Task description: Go through the data below and gather each line containing "dụng".

Source records:
/---

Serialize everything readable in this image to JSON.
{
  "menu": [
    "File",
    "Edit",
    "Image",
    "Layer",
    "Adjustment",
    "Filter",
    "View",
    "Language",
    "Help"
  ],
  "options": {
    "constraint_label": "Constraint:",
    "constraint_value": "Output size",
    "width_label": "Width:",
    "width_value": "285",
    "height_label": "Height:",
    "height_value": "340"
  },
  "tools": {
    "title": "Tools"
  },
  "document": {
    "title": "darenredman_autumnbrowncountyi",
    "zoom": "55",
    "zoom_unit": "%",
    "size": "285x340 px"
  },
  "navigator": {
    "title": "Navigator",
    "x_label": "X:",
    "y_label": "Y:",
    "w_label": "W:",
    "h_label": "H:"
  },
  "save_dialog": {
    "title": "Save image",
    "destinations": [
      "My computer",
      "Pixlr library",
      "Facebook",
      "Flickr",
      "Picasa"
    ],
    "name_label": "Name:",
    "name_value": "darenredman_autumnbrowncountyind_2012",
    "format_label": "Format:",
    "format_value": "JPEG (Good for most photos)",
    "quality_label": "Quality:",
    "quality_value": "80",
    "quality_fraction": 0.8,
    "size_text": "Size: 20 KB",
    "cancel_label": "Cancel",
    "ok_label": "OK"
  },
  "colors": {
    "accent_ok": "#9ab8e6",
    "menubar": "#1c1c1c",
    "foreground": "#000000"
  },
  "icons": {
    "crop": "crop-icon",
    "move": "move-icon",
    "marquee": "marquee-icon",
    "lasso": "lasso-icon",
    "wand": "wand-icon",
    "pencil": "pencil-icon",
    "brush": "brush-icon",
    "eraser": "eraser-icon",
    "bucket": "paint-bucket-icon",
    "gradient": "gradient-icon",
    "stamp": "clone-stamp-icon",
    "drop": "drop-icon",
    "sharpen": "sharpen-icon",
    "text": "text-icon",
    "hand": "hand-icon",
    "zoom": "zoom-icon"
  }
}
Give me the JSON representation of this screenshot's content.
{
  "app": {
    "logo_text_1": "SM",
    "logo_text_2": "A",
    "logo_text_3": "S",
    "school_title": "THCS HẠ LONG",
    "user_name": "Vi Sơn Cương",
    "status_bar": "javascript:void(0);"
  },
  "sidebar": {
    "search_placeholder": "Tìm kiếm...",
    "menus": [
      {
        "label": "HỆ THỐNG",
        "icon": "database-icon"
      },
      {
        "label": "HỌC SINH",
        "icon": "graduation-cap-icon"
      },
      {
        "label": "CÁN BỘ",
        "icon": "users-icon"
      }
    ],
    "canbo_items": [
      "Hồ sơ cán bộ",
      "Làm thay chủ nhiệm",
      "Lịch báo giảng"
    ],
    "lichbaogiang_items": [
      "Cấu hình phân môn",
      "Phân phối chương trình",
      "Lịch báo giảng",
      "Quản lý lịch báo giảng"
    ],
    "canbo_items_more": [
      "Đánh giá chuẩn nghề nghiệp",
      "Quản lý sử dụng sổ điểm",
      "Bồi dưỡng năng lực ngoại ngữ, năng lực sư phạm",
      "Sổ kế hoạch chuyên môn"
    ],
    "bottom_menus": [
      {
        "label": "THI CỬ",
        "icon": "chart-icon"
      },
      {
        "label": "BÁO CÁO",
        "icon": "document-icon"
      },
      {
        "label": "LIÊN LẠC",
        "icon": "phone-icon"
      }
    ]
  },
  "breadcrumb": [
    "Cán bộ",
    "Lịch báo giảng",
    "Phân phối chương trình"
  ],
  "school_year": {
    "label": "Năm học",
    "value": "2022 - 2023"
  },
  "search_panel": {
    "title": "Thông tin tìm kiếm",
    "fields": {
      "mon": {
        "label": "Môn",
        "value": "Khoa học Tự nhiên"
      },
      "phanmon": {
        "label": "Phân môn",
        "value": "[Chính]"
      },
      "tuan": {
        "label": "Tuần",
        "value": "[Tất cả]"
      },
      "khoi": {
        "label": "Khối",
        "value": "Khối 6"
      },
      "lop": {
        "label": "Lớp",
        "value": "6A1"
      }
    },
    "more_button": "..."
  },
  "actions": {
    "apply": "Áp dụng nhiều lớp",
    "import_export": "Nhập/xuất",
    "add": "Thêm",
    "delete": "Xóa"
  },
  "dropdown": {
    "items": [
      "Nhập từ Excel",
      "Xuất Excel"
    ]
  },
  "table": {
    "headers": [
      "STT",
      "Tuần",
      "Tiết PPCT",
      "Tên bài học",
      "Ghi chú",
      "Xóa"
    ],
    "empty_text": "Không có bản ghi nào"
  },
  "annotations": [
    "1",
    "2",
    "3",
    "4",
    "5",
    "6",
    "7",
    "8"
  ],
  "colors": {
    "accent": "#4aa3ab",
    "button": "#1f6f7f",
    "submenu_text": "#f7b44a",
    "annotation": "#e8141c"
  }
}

\---

Written reply:
      "Quản lý sử dụng sổ điểm",
    "apply": "Áp dụng nhiều lớp",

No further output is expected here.